| AIM OF THE EXERCISE |
Can you restate the records from the line with "avatar[interactable] bbox=[253, 524, 340, 611]" to the line with "sender-info: 西園寺 あいな", substituting "chat-bubble" for each "message-bubble" and keeping everything else identical, and give only those lines?
— START OF DATASET RECORDS —
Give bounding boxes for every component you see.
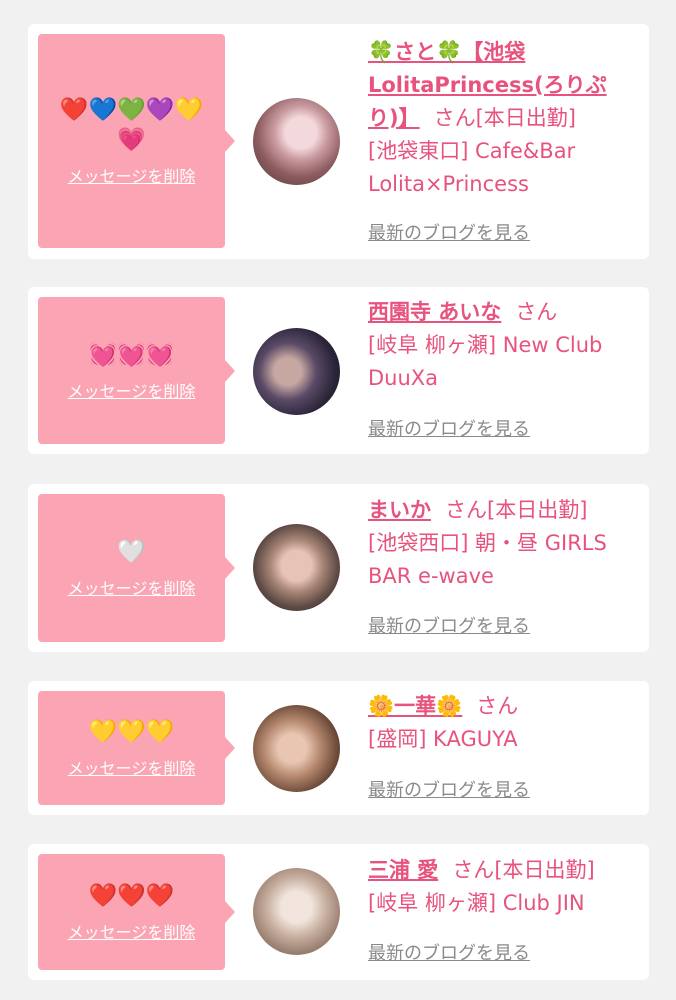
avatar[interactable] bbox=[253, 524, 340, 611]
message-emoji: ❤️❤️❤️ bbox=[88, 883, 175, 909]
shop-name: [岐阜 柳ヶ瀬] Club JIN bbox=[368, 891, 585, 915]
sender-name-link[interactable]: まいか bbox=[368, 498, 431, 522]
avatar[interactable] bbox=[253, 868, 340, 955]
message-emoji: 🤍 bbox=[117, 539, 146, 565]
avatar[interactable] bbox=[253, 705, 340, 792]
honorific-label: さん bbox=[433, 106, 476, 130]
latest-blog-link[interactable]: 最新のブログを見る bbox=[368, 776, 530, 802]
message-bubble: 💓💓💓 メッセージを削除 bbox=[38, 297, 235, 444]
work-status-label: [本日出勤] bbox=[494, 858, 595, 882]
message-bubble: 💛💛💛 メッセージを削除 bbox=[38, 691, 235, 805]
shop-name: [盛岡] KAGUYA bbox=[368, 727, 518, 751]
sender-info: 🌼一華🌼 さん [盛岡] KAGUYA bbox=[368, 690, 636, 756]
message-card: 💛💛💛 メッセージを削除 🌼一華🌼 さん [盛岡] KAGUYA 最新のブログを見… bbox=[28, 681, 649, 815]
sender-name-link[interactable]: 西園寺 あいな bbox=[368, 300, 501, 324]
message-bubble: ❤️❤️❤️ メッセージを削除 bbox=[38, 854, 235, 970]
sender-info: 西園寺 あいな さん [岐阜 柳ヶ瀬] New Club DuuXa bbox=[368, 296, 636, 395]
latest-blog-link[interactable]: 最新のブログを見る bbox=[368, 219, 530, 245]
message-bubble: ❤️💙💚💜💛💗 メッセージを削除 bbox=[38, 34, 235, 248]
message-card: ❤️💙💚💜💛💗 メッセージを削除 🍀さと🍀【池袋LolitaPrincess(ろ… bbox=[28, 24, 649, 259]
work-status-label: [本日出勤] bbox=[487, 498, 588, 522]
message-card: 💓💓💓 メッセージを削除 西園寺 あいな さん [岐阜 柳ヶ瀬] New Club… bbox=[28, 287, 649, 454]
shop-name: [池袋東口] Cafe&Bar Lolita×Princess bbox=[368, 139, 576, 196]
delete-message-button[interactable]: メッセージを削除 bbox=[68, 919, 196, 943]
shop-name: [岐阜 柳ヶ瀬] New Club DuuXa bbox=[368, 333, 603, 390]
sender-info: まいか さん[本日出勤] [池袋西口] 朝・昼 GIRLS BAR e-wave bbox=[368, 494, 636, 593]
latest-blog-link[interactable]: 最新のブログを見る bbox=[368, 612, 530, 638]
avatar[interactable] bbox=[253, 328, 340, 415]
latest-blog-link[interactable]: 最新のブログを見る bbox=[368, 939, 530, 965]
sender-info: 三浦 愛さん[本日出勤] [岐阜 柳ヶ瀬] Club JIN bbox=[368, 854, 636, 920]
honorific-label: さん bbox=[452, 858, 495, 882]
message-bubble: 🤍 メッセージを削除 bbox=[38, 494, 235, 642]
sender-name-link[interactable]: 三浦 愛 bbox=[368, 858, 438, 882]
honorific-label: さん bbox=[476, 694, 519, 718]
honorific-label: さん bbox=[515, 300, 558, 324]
— END OF DATASET RECORDS —
| TASK SOLUTION |
avatar[interactable] bbox=[253, 524, 340, 611]
message-emoji: ❤️❤️❤️ bbox=[88, 883, 175, 909]
shop-name: [岐阜 柳ヶ瀬] Club JIN bbox=[368, 891, 585, 915]
sender-name-link[interactable]: まいか bbox=[368, 498, 431, 522]
avatar[interactable] bbox=[253, 868, 340, 955]
message-emoji: 🤍 bbox=[117, 539, 146, 565]
avatar[interactable] bbox=[253, 705, 340, 792]
honorific-label: さん bbox=[433, 106, 476, 130]
latest-blog-link[interactable]: 最新のブログを見る bbox=[368, 776, 530, 802]
chat-bubble: 💓💓💓 メッセージを削除 bbox=[38, 297, 235, 444]
work-status-label: [本日出勤] bbox=[494, 858, 595, 882]
chat-bubble: 💛💛💛 メッセージを削除 bbox=[38, 691, 235, 805]
shop-name: [盛岡] KAGUYA bbox=[368, 727, 518, 751]
sender-info: 🌼一華🌼 さん [盛岡] KAGUYA bbox=[368, 690, 636, 756]
message-card: 💛💛💛 メッセージを削除 🌼一華🌼 さん [盛岡] KAGUYA 最新のブログを見… bbox=[28, 681, 649, 815]
sender-name-link[interactable]: 西園寺 あいな bbox=[368, 300, 501, 324]
chat-bubble: ❤️❤️❤️ メッセージを削除 bbox=[38, 854, 235, 970]
sender-info: 西園寺 あいな さん [岐阜 柳ヶ瀬] New Club DuuXa bbox=[368, 296, 636, 395]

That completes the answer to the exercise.